→ **Prompt**:
Read the records below. Copy each line where the string "通过演练" occurs.

→ **Records for this task**:
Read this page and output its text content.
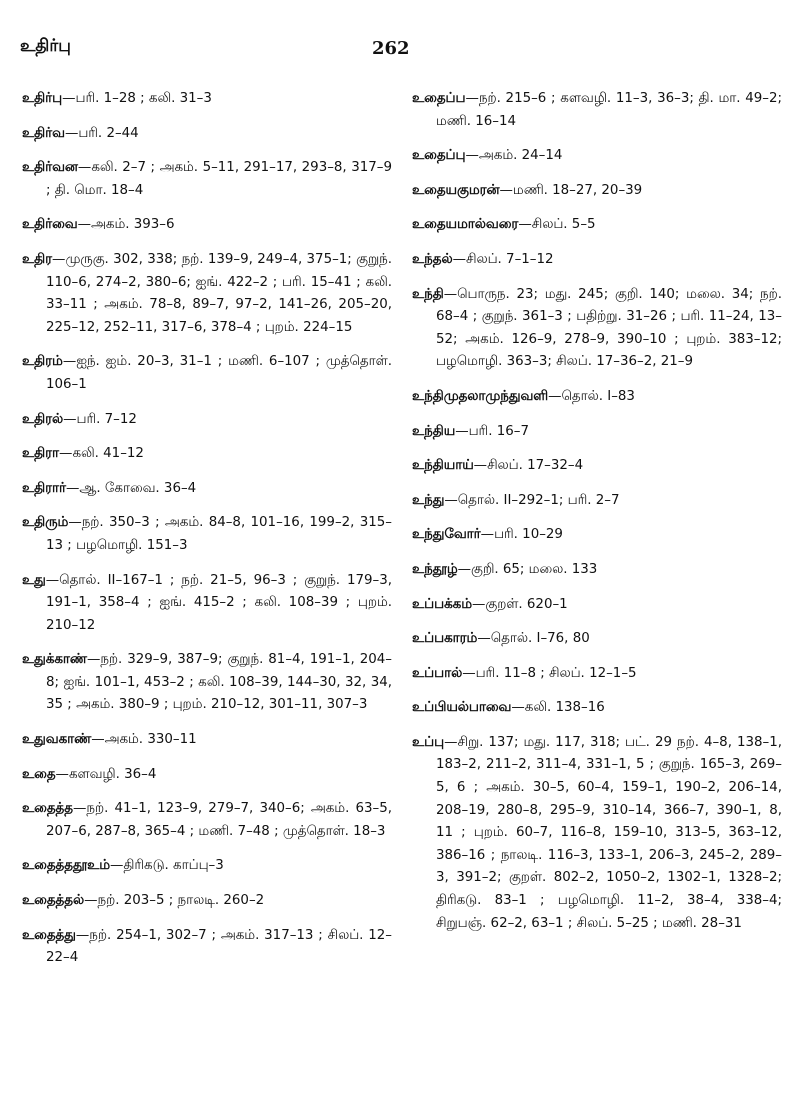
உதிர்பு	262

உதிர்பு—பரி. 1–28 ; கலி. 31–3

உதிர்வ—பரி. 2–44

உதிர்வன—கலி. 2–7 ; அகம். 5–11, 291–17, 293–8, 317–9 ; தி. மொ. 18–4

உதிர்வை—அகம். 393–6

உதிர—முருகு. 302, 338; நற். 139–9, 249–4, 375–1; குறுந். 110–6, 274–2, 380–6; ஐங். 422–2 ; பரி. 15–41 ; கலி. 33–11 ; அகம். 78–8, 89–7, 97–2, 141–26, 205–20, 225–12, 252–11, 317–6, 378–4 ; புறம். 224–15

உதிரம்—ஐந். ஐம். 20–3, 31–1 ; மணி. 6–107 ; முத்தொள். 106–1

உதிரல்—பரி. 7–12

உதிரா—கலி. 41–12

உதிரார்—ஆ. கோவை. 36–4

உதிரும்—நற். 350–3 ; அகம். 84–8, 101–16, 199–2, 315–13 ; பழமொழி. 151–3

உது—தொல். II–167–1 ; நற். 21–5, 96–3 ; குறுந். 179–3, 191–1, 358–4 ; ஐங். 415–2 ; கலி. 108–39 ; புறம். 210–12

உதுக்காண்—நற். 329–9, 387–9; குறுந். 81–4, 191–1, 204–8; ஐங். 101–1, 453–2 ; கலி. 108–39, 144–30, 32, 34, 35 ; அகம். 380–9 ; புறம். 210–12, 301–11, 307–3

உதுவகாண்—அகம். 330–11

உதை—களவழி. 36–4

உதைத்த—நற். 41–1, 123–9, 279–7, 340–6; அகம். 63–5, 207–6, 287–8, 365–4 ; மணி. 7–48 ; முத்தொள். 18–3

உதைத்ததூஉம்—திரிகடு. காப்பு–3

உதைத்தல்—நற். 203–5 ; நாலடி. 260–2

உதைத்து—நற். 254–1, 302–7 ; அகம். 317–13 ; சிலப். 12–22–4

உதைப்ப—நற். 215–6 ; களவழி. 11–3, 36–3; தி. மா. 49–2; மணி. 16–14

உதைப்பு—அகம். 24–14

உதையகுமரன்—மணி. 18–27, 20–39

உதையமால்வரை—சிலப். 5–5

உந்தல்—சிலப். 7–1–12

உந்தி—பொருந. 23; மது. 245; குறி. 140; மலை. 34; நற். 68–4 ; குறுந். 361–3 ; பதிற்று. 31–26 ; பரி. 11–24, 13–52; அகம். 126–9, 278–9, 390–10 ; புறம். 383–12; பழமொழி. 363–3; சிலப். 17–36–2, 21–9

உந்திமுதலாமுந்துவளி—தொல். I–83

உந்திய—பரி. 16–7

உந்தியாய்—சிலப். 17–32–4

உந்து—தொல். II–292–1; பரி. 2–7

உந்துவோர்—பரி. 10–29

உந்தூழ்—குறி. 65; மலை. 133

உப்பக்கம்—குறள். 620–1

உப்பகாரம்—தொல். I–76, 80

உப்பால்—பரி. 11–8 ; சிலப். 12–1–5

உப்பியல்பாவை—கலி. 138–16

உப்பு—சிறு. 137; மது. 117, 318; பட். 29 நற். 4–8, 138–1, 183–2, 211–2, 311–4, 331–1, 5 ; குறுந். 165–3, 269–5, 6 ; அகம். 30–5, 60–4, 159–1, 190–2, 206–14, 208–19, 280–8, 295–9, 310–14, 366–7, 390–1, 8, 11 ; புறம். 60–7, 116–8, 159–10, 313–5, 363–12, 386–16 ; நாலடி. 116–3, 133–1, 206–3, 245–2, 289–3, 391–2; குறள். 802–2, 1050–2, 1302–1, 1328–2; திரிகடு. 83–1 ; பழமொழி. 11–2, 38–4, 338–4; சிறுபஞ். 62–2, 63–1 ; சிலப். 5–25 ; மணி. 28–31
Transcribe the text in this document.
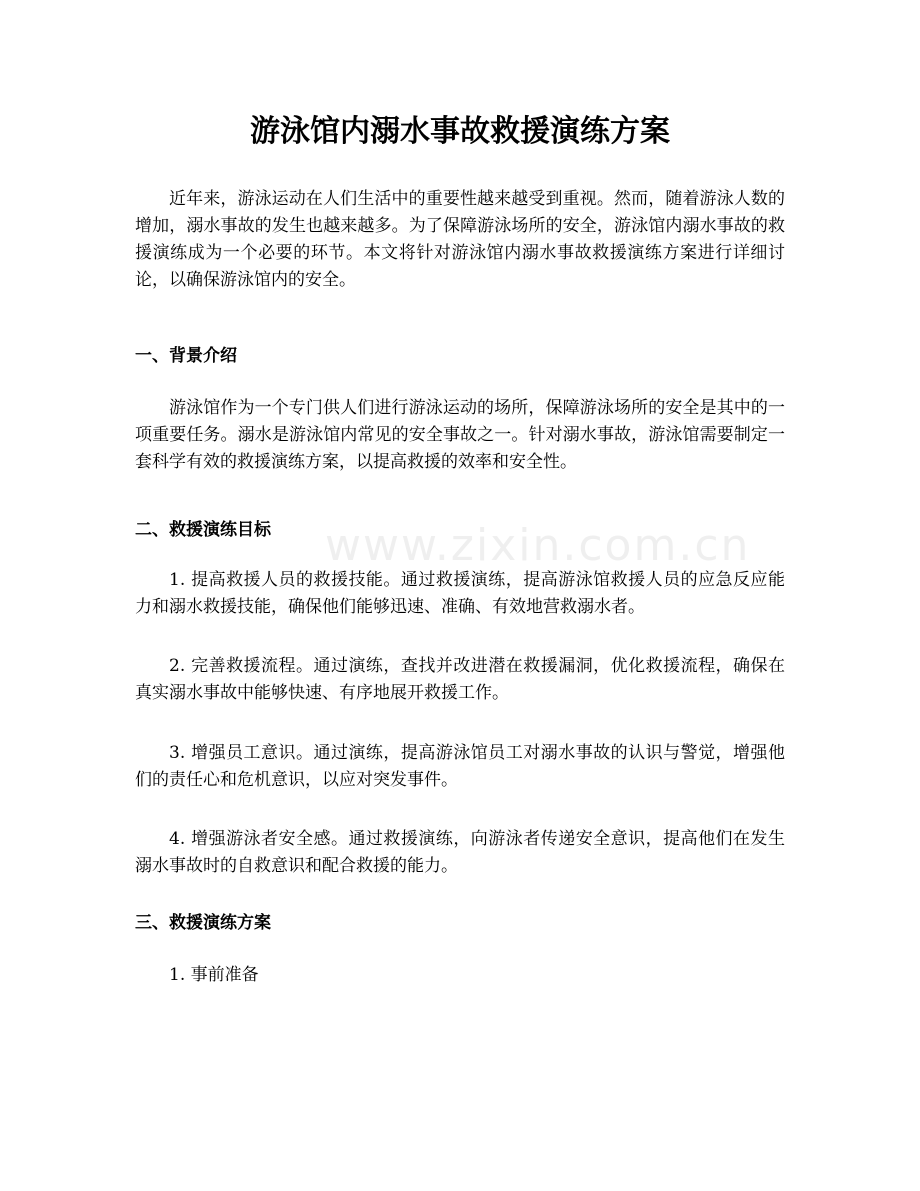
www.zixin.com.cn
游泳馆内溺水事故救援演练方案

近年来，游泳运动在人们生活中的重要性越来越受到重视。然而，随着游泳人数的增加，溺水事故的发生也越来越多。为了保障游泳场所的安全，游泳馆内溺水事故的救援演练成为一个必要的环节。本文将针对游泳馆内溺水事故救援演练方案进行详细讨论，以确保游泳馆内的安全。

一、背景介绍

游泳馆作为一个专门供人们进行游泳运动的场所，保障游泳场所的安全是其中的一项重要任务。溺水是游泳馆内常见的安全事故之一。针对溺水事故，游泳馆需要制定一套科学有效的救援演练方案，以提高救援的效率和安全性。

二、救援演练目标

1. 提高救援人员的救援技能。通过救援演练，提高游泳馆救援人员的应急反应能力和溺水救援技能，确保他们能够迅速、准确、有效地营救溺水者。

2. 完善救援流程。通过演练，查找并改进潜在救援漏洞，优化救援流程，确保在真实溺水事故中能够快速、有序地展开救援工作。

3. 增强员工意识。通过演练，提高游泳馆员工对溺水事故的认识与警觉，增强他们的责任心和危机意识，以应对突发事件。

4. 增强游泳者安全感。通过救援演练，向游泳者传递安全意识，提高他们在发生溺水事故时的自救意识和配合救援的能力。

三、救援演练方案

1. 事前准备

→ **Response below**:
2. 完善救援流程。通过演练，查找并改进潜在救援漏洞，优化救援流程，确保在真实溺水事故中能够快速、有序地展开救援工作。
3. 增强员工意识。通过演练，提高游泳馆员工对溺水事故的认识与警觉，增强他们的责任心和危机意识，以应对突发事件。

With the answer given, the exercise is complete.